Problem details:
Report all lines holding "combined".

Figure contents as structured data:
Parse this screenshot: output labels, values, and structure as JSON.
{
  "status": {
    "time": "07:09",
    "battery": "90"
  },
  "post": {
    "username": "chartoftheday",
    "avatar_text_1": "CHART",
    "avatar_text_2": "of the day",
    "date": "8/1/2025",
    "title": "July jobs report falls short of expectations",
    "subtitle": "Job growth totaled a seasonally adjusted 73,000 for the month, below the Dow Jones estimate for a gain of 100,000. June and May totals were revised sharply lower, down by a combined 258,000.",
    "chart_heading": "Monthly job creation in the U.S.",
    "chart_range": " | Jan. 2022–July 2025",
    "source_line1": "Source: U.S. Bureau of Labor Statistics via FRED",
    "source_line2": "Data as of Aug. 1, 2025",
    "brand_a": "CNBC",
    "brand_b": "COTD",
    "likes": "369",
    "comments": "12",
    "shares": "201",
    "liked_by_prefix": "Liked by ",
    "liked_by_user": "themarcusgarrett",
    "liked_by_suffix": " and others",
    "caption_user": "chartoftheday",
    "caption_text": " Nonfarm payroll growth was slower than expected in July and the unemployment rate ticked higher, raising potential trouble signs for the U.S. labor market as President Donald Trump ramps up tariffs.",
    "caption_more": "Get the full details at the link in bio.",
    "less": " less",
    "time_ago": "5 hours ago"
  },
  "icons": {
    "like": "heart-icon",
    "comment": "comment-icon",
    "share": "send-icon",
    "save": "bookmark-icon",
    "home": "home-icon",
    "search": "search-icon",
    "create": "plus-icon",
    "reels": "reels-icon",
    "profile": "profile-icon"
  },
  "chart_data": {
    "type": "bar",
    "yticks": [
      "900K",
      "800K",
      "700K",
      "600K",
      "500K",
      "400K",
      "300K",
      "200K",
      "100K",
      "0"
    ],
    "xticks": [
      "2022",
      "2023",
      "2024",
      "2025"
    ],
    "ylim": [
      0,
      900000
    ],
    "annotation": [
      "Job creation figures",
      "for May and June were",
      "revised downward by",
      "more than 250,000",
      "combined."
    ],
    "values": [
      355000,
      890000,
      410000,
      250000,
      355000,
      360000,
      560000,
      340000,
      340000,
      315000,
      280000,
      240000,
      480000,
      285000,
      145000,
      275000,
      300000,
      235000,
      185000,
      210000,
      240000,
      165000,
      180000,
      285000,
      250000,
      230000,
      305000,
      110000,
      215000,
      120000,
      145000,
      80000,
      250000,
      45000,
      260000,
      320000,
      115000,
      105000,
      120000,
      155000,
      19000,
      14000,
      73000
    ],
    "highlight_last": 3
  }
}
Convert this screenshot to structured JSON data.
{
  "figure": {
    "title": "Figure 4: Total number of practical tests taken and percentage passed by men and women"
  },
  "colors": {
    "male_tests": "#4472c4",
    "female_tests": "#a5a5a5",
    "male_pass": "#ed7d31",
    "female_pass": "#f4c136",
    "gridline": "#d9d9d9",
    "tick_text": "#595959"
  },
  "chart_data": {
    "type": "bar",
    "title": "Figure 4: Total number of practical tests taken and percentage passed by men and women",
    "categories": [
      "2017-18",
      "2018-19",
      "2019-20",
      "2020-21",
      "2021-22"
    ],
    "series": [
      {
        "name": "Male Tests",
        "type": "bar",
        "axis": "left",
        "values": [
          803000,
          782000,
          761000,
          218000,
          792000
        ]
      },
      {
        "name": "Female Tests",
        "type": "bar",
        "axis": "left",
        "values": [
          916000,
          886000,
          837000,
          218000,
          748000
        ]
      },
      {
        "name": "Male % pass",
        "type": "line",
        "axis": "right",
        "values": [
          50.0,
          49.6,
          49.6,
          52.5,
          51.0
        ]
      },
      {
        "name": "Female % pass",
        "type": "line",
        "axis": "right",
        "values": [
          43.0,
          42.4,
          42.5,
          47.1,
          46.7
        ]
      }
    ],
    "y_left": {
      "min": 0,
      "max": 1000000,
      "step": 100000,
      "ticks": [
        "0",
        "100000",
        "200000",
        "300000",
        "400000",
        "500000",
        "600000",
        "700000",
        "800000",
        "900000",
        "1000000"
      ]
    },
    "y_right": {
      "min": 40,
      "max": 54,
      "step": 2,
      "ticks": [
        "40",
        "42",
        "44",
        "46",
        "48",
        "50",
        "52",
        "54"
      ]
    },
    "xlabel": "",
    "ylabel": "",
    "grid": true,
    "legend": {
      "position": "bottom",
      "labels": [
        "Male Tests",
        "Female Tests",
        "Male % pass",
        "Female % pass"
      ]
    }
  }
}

Solution:
    "subtitle": "Job growth totaled a seasonally adjusted 73,000 for the month, below the Dow Jones estimate for a gain of 100,000. June and May totals were revised sharply lower, down by a combined 258,000.",
      "combined."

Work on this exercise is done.